Omit any picture, and return the remaining data exactly as written.

★ ★ ★ ★ ★ ★ ★

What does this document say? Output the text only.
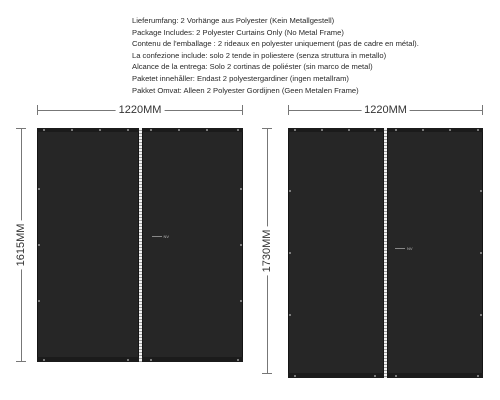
Lieferumfang: 2 Vorhänge aus Polyester (Kein Metallgestell)
Package Includes: 2 Polyester Curtains Only (No Metal Frame)
Contenu de l'emballage : 2 rideaux en polyester uniquement (pas de cadre en métal).
La confezione include: solo 2 tende in poliestere (senza struttura in metallo)
Alcance de la entrega: Solo 2 cortinas de poliéster (sin marco de metal)
Paketet innehåller: Endast 2 polyestergardiner (ingen metallram)
Pakket Omvat: Alleen 2 Polyester Gordijnen (Geen Metalen Frame)
1220MM
1615MM	NV
1220MM
1730MM	NV
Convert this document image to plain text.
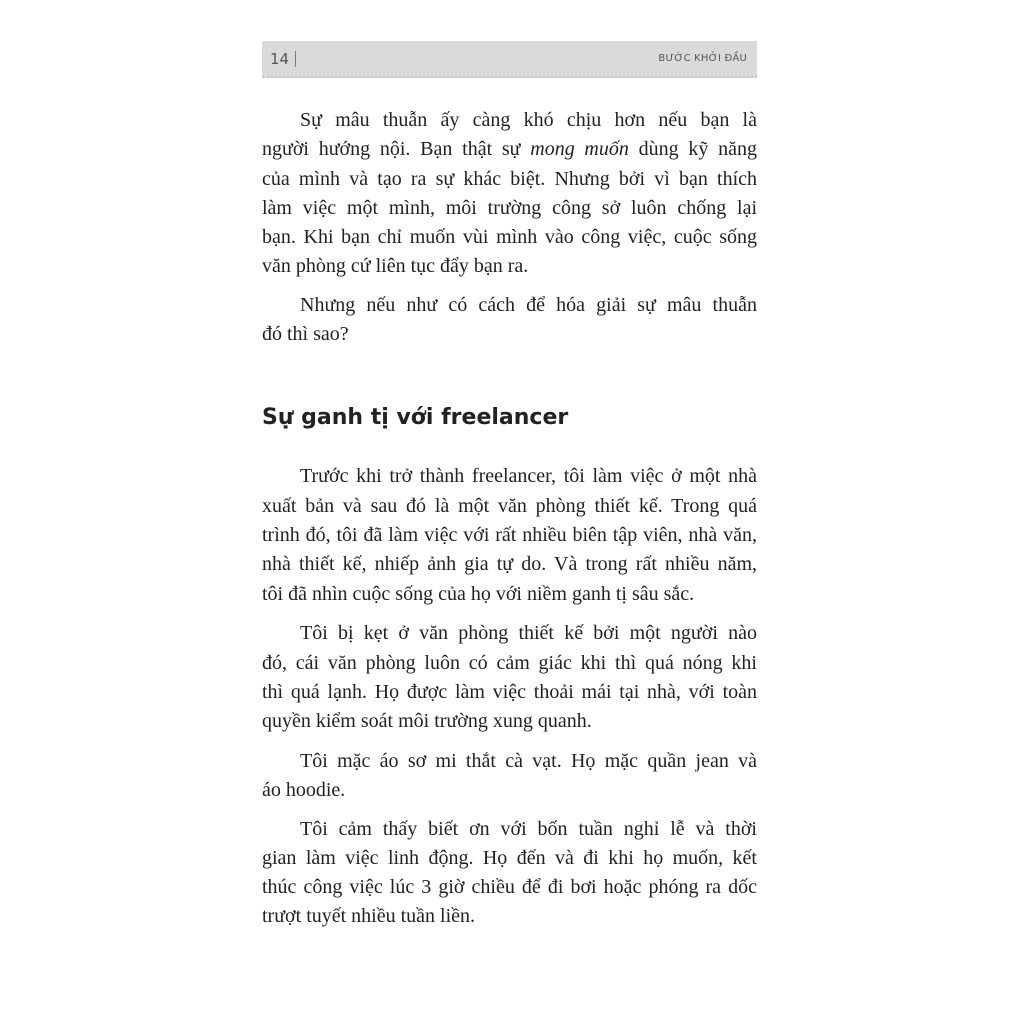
14	BƯỚC KHỞI ĐẦU
Sự ganh tị với freelancer
Sự mâu thuẫn ấy càng khó chịu hơn nếu bạn là
người hướng nội. Bạn thật sự mong muốn dùng kỹ năng
của mình và tạo ra sự khác biệt. Nhưng bởi vì bạn thích
làm việc một mình, môi trường công sở luôn chống lại
bạn. Khi bạn chỉ muốn vùi mình vào công việc, cuộc sống
văn phòng cứ liên tục đẩy bạn ra.
Nhưng nếu như có cách để hóa giải sự mâu thuẫn
đó thì sao?
Trước khi trở thành freelancer, tôi làm việc ở một nhà
xuất bản và sau đó là một văn phòng thiết kế. Trong quá
trình đó, tôi đã làm việc với rất nhiều biên tập viên, nhà văn,
nhà thiết kế, nhiếp ảnh gia tự do. Và trong rất nhiều năm,
tôi đã nhìn cuộc sống của họ với niềm ganh tị sâu sắc.
Tôi bị kẹt ở văn phòng thiết kế bởi một người nào
đó, cái văn phòng luôn có cảm giác khi thì quá nóng khi
thì quá lạnh. Họ được làm việc thoải mái tại nhà, với toàn
quyền kiểm soát môi trường xung quanh.
Tôi mặc áo sơ mi thắt cà vạt. Họ mặc quần jean và
áo hoodie.
Tôi cảm thấy biết ơn với bốn tuần nghỉ lễ và thời
gian làm việc linh động. Họ đến và đi khi họ muốn, kết
thúc công việc lúc 3 giờ chiều để đi bơi hoặc phóng ra dốc
trượt tuyết nhiều tuần liền.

★ ★ ★ ★ ★ ★ ★

▸ Reply to the task:
What does this document say? Output the text only.
Lieferumfang: 2 Vorhänge aus Polyester (Kein Metallgestell)
Package Includes: 2 Polyester Curtains Only (No Metal Frame)
Contenu de l'emballage : 2 rideaux en polyester uniquement (pas de cadre en métal).
La confezione include: solo 2 tende in poliestere (senza struttura in metallo)
Alcance de la entrega: Solo 2 cortinas de poliéster (sin marco de metal)
Paketet innehåller: Endast 2 polyestergardiner (ingen metallram)
Pakket Omvat: Alleen 2 Polyester Gordijnen (Geen Metalen Frame)
1220MM
1615MM	NV
1220MM
1730MM	NV
Convert this document image to plain text.
14	BƯỚC KHỞI ĐẦU
Sự ganh tị với freelancer
Sự mâu thuẫn ấy càng khó chịu hơn nếu bạn là
người hướng nội. Bạn thật sự mong muốn dùng kỹ năng
của mình và tạo ra sự khác biệt. Nhưng bởi vì bạn thích
làm việc một mình, môi trường công sở luôn chống lại
bạn. Khi bạn chỉ muốn vùi mình vào công việc, cuộc sống
văn phòng cứ liên tục đẩy bạn ra.
Nhưng nếu như có cách để hóa giải sự mâu thuẫn
đó thì sao?
Trước khi trở thành freelancer, tôi làm việc ở một nhà
xuất bản và sau đó là một văn phòng thiết kế. Trong quá
trình đó, tôi đã làm việc với rất nhiều biên tập viên, nhà văn,
nhà thiết kế, nhiếp ảnh gia tự do. Và trong rất nhiều năm,
tôi đã nhìn cuộc sống của họ với niềm ganh tị sâu sắc.
Tôi bị kẹt ở văn phòng thiết kế bởi một người nào
đó, cái văn phòng luôn có cảm giác khi thì quá nóng khi
thì quá lạnh. Họ được làm việc thoải mái tại nhà, với toàn
quyền kiểm soát môi trường xung quanh.
Tôi mặc áo sơ mi thắt cà vạt. Họ mặc quần jean và
áo hoodie.
Tôi cảm thấy biết ơn với bốn tuần nghỉ lễ và thời
gian làm việc linh động. Họ đến và đi khi họ muốn, kết
thúc công việc lúc 3 giờ chiều để đi bơi hoặc phóng ra dốc
trượt tuyết nhiều tuần liền.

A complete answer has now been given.